Stored records
*****
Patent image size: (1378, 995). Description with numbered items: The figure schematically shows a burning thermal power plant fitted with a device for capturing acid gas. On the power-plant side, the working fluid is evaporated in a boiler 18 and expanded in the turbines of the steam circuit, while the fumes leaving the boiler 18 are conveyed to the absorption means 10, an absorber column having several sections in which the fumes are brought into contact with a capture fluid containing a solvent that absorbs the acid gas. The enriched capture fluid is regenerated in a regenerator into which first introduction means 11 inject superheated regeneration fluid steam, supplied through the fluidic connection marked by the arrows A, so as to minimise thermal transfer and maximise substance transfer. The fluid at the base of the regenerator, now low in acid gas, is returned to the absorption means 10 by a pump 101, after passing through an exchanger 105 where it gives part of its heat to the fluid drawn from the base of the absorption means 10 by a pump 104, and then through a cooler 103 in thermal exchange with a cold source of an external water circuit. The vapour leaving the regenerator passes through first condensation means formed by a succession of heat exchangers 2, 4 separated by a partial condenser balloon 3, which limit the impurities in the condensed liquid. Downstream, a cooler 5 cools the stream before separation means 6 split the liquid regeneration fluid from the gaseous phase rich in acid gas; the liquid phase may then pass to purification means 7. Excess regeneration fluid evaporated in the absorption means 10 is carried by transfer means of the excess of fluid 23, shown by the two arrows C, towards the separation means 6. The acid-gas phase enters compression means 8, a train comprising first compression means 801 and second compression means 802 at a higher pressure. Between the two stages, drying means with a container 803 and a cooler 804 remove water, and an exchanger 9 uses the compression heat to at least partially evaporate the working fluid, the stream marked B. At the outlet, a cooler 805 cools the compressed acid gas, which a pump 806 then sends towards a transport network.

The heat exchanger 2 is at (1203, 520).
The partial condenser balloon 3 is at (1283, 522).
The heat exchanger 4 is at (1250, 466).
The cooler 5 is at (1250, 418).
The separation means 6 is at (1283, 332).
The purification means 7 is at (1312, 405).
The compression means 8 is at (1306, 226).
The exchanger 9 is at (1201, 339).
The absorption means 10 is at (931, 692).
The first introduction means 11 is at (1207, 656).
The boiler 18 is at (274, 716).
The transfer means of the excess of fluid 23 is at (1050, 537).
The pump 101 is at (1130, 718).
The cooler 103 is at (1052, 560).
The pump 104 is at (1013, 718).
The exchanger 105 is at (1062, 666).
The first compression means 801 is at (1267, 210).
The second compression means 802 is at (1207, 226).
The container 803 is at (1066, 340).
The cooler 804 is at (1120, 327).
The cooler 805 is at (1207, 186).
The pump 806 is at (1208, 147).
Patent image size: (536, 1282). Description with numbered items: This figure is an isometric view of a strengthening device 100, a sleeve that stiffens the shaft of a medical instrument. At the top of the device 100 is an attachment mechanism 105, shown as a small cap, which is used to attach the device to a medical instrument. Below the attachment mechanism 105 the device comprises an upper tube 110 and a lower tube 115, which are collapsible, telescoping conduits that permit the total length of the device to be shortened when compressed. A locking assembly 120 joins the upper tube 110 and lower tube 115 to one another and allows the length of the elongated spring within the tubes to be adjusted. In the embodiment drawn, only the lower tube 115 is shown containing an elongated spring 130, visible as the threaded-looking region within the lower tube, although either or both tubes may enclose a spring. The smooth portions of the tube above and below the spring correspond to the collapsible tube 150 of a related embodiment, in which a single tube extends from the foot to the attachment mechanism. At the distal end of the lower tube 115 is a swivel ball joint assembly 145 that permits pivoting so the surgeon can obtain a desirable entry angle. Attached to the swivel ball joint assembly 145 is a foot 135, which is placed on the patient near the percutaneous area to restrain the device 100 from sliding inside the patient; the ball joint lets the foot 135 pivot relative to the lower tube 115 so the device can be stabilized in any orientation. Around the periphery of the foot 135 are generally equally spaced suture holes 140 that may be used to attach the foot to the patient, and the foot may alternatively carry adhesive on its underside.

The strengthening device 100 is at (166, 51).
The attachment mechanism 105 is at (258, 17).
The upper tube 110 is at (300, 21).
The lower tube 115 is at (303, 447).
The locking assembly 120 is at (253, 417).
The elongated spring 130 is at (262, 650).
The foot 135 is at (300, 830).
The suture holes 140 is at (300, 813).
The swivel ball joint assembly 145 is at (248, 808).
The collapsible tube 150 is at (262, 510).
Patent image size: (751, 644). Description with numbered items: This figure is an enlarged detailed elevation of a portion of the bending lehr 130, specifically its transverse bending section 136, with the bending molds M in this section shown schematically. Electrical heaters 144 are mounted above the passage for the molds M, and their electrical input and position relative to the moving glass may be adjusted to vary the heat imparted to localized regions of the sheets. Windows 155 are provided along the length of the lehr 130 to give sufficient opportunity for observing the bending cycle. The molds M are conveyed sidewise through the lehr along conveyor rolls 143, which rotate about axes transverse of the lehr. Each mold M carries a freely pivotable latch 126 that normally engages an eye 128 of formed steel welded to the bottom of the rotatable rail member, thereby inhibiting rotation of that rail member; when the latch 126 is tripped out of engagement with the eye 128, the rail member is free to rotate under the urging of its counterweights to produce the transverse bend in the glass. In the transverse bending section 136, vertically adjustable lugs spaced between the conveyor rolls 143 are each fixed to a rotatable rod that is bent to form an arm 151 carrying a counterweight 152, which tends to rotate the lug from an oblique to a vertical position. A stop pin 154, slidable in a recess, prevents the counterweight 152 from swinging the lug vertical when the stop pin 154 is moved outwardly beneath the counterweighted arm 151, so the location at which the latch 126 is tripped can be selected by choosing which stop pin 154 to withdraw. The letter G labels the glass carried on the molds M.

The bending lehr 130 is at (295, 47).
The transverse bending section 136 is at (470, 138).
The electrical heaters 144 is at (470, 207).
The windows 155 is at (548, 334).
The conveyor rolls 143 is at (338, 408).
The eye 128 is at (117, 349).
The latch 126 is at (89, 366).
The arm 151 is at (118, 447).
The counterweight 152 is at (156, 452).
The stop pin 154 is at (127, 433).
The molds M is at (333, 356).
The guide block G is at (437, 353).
*****
• _The request_
Starting at the line that has "Patent image size: (536, 1282)." and stopping after the line that has "The lower tube 115 is at (303, 447).", write those lines out again, substituting "perspective view" for "isometric view" and leaving everything else unchanged.

• _Answer below_
Patent image size: (536, 1282). Description with numbered items: This figure is an perspective view of a strengthening device 100, a sleeve that stiffens the shaft of a medical instrument. At the top of the device 100 is an attachment mechanism 105, shown as a small cap, which is used to attach the device to a medical instrument. Below the attachment mechanism 105 the device comprises an upper tube 110 and a lower tube 115, which are collapsible, telescoping conduits that permit the total length of the device to be shortened when compressed. A locking assembly 120 joins the upper tube 110 and lower tube 115 to one another and allows the length of the elongated spring within the tubes to be adjusted. In the embodiment drawn, only the lower tube 115 is shown containing an elongated spring 130, visible as the threaded-looking region within the lower tube, although either or both tubes may enclose a spring. The smooth portions of the tube above and below the spring correspond to the collapsible tube 150 of a related embodiment, in which a single tube extends from the foot to the attachment mechanism. At the distal end of the lower tube 115 is a swivel ball joint assembly 145 that permits pivoting so the surgeon can obtain a desirable entry angle. Attached to the swivel ball joint assembly 145 is a foot 135, which is placed on the patient near the percutaneous area to restrain the device 100 from sliding inside the patient; the ball joint lets the foot 135 pivot relative to the lower tube 115 so the device can be stabilized in any orientation. Around the periphery of the foot 135 are generally equally spaced suture holes 140 that may be used to attach the foot to the patient, and the foot may alternatively carry adhesive on its underside.

The strengthening device 100 is at (166, 51).
The attachment mechanism 105 is at (258, 17).
The upper tube 110 is at (300, 21).
The lower tube 115 is at (303, 447).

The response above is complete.